EXERCISE »
From the listing below, pull out all lines with "Physics" in them.

GIVEN DATA »
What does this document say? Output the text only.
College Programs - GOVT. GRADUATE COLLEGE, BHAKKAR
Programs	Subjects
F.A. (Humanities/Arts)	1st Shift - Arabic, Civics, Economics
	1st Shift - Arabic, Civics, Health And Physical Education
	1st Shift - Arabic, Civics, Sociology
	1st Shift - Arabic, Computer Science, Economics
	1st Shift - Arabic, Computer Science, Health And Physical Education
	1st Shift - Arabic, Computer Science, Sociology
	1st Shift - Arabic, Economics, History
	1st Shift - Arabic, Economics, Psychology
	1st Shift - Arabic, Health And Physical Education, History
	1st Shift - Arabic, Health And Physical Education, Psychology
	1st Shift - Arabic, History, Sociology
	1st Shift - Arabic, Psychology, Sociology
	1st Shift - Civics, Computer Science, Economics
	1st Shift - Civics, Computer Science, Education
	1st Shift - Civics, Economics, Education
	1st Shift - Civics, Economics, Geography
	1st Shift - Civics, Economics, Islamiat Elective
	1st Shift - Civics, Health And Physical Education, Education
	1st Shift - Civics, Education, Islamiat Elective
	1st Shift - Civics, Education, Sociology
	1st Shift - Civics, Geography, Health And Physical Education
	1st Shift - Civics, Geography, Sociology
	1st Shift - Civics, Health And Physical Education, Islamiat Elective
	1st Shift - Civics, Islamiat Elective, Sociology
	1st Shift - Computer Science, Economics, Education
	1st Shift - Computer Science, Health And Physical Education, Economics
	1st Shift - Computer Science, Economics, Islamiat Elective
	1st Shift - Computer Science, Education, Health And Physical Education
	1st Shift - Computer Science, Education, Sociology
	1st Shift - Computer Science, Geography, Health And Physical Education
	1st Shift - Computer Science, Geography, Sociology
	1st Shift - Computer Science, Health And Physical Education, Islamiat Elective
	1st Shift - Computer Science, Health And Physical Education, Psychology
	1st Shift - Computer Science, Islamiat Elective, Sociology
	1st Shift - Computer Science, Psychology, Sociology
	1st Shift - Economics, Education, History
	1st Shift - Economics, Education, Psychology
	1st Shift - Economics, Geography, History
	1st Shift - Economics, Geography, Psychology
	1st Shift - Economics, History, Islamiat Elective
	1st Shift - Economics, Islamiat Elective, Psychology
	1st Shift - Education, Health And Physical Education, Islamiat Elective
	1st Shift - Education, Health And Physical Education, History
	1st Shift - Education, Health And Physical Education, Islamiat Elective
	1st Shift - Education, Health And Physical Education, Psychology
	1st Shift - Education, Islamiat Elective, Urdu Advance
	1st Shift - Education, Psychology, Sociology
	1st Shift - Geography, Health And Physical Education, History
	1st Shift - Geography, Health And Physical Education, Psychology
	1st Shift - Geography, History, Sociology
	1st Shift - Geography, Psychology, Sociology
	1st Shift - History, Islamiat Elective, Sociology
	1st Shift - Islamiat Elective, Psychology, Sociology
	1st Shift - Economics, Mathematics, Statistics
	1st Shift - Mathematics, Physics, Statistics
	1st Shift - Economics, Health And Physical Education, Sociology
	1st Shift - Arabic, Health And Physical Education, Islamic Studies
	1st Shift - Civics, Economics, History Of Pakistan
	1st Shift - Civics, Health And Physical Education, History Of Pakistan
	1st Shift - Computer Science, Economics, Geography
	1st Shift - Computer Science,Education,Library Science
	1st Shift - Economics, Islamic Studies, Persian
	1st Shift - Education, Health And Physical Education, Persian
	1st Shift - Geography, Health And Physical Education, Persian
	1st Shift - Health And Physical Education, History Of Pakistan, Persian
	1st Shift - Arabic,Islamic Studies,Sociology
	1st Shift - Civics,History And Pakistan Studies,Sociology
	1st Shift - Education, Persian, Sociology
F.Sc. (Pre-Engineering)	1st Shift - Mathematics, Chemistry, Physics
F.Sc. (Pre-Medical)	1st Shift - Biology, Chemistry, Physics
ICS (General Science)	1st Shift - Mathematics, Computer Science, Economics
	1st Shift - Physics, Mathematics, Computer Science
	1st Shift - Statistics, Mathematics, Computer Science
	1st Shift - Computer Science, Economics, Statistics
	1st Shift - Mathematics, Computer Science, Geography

CORRECT RESPONSE »
	1st Shift - Mathematics, Physics, Statistics
F.Sc. (Pre-Engineering)	1st Shift - Mathematics, Chemistry, Physics
F.Sc. (Pre-Medical)	1st Shift - Biology, Chemistry, Physics
	1st Shift - Physics, Mathematics, Computer Science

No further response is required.